§ **Given task**
Starting at the line that contains "Output the text content of this document.", write out every line through the last one in the records below, word for word. Leave out any pictures.
======
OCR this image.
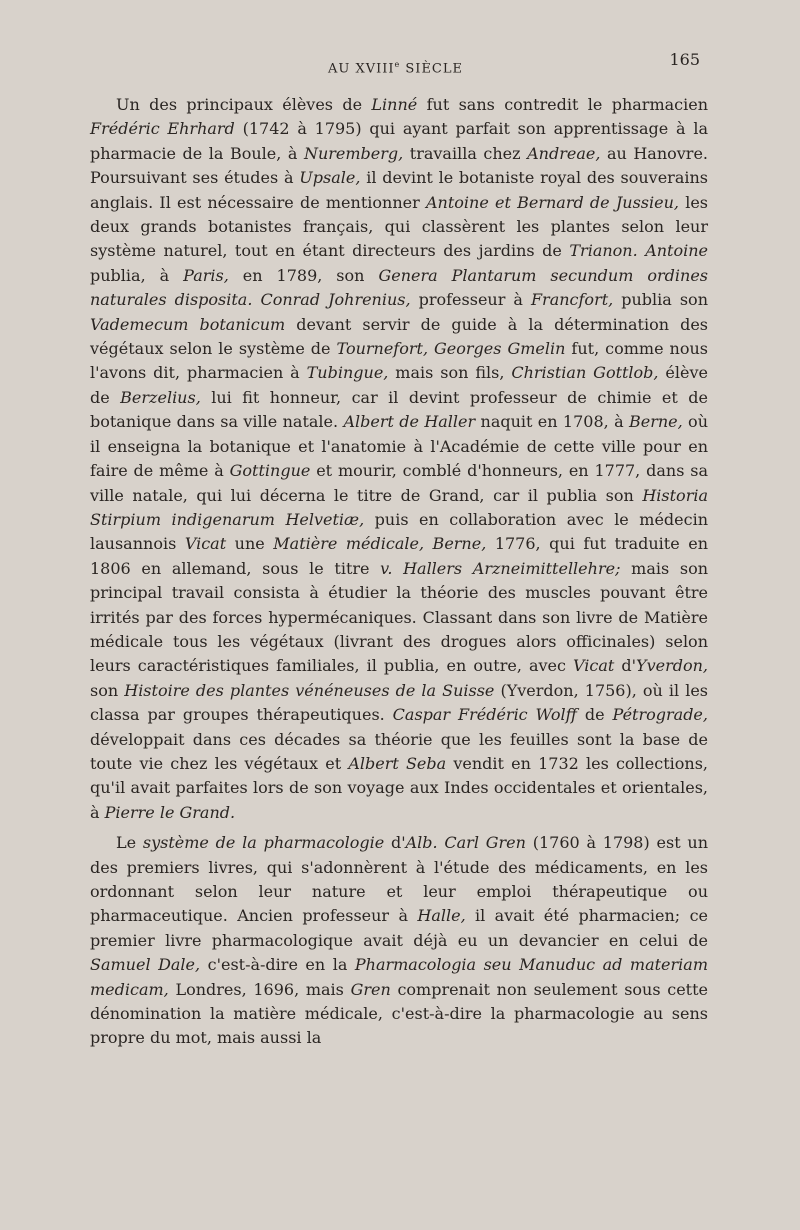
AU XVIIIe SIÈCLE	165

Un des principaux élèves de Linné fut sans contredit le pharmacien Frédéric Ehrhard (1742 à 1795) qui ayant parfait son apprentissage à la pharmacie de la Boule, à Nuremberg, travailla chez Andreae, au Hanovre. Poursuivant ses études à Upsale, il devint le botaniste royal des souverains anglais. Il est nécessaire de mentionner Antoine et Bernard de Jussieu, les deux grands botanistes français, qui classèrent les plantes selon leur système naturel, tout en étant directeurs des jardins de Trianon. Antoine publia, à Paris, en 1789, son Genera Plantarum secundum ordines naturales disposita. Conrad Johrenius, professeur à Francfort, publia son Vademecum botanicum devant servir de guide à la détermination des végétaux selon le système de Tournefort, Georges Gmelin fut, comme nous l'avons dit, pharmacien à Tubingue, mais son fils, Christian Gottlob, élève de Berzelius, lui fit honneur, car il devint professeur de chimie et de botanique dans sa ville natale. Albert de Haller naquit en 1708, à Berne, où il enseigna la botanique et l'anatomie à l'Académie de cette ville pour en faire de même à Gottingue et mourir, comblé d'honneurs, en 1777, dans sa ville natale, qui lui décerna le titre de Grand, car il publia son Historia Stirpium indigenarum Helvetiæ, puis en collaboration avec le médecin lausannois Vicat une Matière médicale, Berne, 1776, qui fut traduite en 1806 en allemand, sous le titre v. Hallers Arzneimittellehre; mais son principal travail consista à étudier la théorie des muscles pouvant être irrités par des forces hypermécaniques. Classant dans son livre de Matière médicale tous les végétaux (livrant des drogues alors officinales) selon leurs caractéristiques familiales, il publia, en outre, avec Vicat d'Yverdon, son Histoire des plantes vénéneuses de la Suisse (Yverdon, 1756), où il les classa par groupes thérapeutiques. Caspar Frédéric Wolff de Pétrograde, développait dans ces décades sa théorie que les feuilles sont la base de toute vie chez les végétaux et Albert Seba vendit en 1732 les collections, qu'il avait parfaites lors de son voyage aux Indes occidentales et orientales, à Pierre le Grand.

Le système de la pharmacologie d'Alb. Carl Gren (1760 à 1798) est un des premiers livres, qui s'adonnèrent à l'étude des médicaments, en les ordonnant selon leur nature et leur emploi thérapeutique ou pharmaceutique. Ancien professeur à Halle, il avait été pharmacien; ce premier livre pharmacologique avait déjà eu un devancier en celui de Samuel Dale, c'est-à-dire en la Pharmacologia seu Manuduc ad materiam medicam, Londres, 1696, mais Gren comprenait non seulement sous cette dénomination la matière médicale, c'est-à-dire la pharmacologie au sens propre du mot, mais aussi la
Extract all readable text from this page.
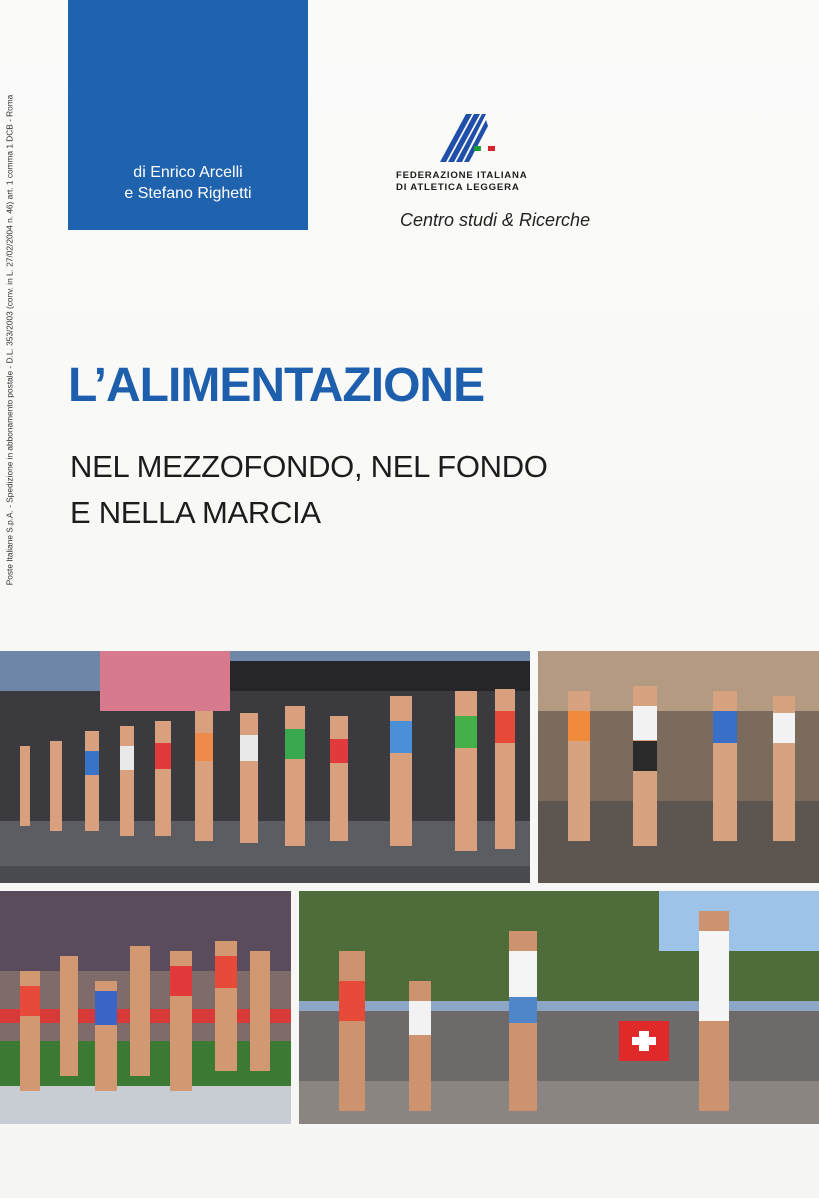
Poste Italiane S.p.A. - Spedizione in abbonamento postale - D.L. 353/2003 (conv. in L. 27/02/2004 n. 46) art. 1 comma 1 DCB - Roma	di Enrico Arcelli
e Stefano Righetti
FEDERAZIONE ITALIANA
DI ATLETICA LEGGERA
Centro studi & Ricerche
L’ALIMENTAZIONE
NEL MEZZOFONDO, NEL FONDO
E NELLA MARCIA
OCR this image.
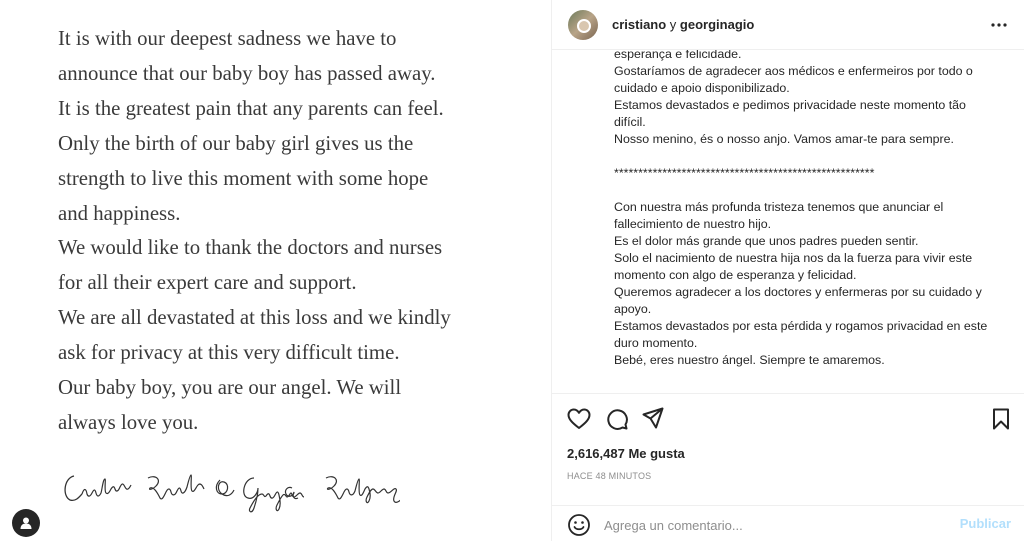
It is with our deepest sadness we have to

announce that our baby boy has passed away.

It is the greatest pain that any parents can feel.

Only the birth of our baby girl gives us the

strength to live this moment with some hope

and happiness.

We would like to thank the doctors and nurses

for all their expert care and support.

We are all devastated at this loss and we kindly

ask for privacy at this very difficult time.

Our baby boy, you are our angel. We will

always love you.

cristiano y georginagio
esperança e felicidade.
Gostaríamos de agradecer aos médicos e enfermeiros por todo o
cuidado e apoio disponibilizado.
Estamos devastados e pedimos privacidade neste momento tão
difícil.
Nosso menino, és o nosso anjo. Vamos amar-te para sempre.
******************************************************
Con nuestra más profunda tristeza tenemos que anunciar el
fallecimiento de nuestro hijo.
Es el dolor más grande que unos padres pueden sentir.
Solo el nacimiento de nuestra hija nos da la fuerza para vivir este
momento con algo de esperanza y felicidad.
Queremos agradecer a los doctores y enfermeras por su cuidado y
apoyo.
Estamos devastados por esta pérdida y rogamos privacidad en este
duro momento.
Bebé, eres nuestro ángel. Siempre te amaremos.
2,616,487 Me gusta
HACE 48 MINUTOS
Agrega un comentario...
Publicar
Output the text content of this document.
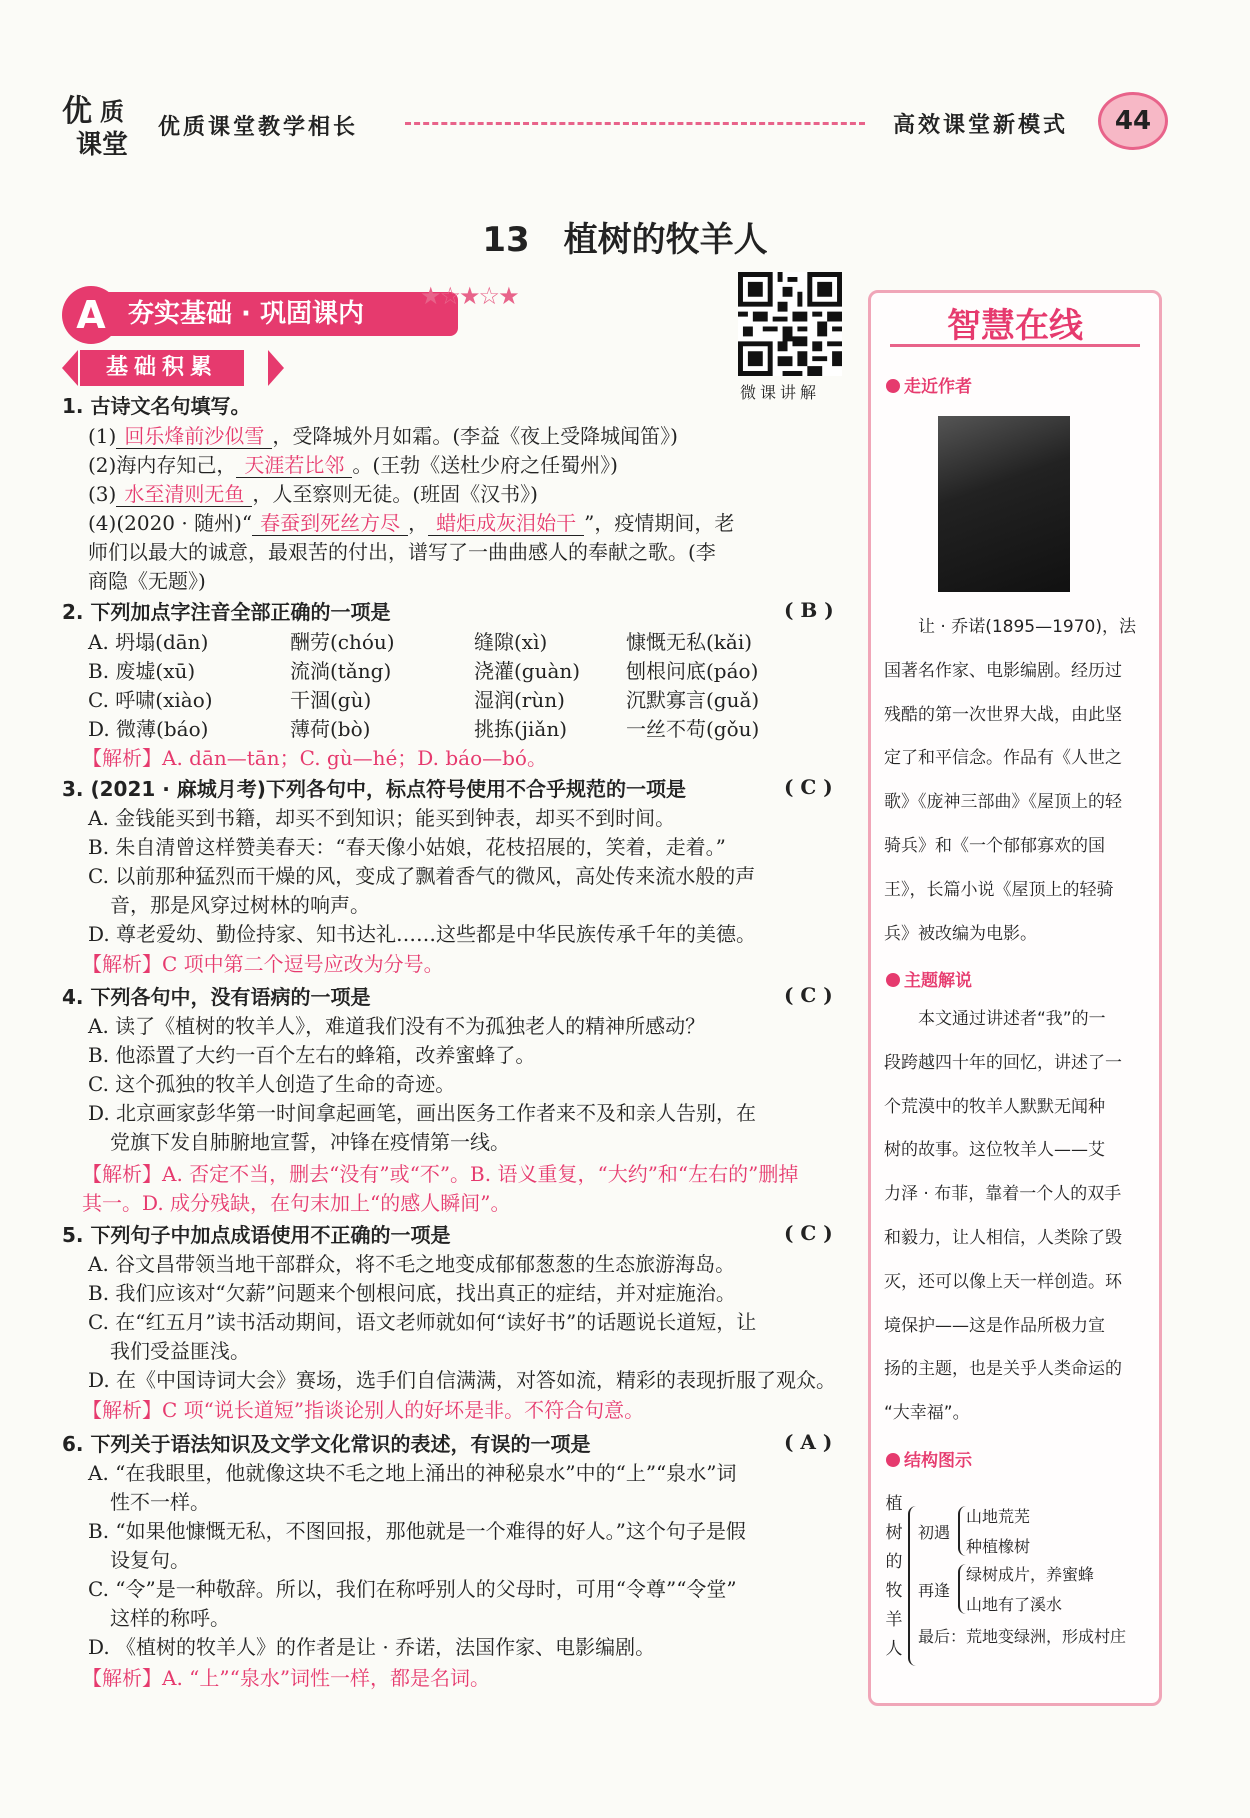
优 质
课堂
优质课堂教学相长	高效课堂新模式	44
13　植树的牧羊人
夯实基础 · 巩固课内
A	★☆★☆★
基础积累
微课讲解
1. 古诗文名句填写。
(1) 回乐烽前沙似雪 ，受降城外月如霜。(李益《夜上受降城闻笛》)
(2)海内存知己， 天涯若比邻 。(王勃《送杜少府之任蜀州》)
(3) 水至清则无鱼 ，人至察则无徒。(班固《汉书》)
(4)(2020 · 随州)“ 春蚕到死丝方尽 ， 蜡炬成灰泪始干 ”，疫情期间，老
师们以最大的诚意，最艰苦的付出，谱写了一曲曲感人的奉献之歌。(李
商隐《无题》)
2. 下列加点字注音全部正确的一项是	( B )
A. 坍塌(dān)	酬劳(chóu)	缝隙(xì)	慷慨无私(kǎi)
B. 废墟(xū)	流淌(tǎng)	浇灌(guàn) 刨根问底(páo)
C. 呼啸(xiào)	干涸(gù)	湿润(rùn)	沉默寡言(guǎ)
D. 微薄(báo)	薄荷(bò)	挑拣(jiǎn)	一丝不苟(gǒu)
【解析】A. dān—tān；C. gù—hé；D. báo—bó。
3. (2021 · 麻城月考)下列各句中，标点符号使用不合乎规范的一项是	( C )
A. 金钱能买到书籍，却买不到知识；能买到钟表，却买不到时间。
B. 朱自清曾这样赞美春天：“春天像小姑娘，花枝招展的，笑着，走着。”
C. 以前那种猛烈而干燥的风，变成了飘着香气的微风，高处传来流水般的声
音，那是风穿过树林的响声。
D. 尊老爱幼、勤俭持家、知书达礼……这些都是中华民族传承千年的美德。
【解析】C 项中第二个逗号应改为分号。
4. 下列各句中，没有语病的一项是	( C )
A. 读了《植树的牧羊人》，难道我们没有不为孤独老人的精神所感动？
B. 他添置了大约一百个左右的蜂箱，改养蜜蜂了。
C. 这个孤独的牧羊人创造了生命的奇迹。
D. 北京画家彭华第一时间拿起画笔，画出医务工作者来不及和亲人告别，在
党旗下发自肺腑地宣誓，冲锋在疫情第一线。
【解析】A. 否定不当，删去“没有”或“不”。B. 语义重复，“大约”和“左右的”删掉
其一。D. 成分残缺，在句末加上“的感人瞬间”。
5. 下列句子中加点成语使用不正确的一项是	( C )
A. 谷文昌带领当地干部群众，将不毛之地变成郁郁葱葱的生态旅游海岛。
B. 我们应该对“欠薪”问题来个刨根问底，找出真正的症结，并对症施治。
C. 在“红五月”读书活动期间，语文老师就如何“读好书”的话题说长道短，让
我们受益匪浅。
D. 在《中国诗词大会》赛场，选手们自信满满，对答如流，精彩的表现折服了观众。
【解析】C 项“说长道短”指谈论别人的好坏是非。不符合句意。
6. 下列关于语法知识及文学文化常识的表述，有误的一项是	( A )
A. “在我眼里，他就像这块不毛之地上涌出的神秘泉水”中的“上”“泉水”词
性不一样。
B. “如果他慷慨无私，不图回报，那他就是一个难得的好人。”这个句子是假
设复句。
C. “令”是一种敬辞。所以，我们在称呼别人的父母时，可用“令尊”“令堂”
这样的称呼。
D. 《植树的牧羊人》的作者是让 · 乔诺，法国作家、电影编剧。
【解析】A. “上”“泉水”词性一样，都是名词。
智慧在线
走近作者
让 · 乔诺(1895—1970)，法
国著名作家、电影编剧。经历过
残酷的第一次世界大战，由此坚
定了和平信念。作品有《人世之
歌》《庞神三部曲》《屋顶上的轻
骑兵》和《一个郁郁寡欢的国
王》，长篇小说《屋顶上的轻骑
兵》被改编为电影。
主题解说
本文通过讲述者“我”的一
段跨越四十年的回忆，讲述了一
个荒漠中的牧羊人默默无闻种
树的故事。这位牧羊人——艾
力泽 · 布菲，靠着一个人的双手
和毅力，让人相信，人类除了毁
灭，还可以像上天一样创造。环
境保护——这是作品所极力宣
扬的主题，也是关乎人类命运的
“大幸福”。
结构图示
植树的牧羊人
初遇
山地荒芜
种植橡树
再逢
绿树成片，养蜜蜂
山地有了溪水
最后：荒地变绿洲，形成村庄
======
§ **Task response**
Output the text content of this document.
优 质
课堂
优质课堂教学相长	高效课堂新模式	44
13　植树的牧羊人
夯实基础 · 巩固课内
A	★☆★☆★
基础积累
微课讲解
1. 古诗文名句填写。
(1) 回乐烽前沙似雪 ，受降城外月如霜。(李益《夜上受降城闻笛》)
(2)海内存知己， 天涯若比邻 。(王勃《送杜少府之任蜀州》)
(3) 水至清则无鱼 ，人至察则无徒。(班固《汉书》)
(4)(2020 · 随州)“ 春蚕到死丝方尽 ， 蜡炬成灰泪始干 ”，疫情期间，老
师们以最大的诚意，最艰苦的付出，谱写了一曲曲感人的奉献之歌。(李
商隐《无题》)
2. 下列加点字注音全部正确的一项是	( B )
A. 坍塌(dān)	酬劳(chóu)	缝隙(xì)	慷慨无私(kǎi)
B. 废墟(xū)	流淌(tǎng)	浇灌(guàn) 刨根问底(páo)
C. 呼啸(xiào)	干涸(gù)	湿润(rùn)	沉默寡言(guǎ)
D. 微薄(báo)	薄荷(bò)	挑拣(jiǎn)	一丝不苟(gǒu)
【解析】A. dān—tān；C. gù—hé；D. báo—bó。
3. (2021 · 麻城月考)下列各句中，标点符号使用不合乎规范的一项是	( C )
A. 金钱能买到书籍，却买不到知识；能买到钟表，却买不到时间。
B. 朱自清曾这样赞美春天：“春天像小姑娘，花枝招展的，笑着，走着。”
C. 以前那种猛烈而干燥的风，变成了飘着香气的微风，高处传来流水般的声
音，那是风穿过树林的响声。
D. 尊老爱幼、勤俭持家、知书达礼……这些都是中华民族传承千年的美德。
【解析】C 项中第二个逗号应改为分号。
4. 下列各句中，没有语病的一项是	( C )
A. 读了《植树的牧羊人》，难道我们没有不为孤独老人的精神所感动？
B. 他添置了大约一百个左右的蜂箱，改养蜜蜂了。
C. 这个孤独的牧羊人创造了生命的奇迹。
D. 北京画家彭华第一时间拿起画笔，画出医务工作者来不及和亲人告别，在
党旗下发自肺腑地宣誓，冲锋在疫情第一线。
【解析】A. 否定不当，删去“没有”或“不”。B. 语义重复，“大约”和“左右的”删掉
其一。D. 成分残缺，在句末加上“的感人瞬间”。
5. 下列句子中加点成语使用不正确的一项是	( C )
A. 谷文昌带领当地干部群众，将不毛之地变成郁郁葱葱的生态旅游海岛。
B. 我们应该对“欠薪”问题来个刨根问底，找出真正的症结，并对症施治。
C. 在“红五月”读书活动期间，语文老师就如何“读好书”的话题说长道短，让
我们受益匪浅。
D. 在《中国诗词大会》赛场，选手们自信满满，对答如流，精彩的表现折服了观众。
【解析】C 项“说长道短”指谈论别人的好坏是非。不符合句意。
6. 下列关于语法知识及文学文化常识的表述，有误的一项是	( A )
A. “在我眼里，他就像这块不毛之地上涌出的神秘泉水”中的“上”“泉水”词
性不一样。
B. “如果他慷慨无私，不图回报，那他就是一个难得的好人。”这个句子是假
设复句。
C. “令”是一种敬辞。所以，我们在称呼别人的父母时，可用“令尊”“令堂”
这样的称呼。
D. 《植树的牧羊人》的作者是让 · 乔诺，法国作家、电影编剧。
【解析】A. “上”“泉水”词性一样，都是名词。
智慧在线
走近作者
让 · 乔诺(1895—1970)，法
国著名作家、电影编剧。经历过
残酷的第一次世界大战，由此坚
定了和平信念。作品有《人世之
歌》《庞神三部曲》《屋顶上的轻
骑兵》和《一个郁郁寡欢的国
王》，长篇小说《屋顶上的轻骑
兵》被改编为电影。
主题解说
本文通过讲述者“我”的一
段跨越四十年的回忆，讲述了一
个荒漠中的牧羊人默默无闻种
树的故事。这位牧羊人——艾
力泽 · 布菲，靠着一个人的双手
和毅力，让人相信，人类除了毁
灭，还可以像上天一样创造。环
境保护——这是作品所极力宣
扬的主题，也是关乎人类命运的
“大幸福”。
结构图示
植树的牧羊人
初遇
山地荒芜
种植橡树
再逢
绿树成片，养蜜蜂
山地有了溪水
最后：荒地变绿洲，形成村庄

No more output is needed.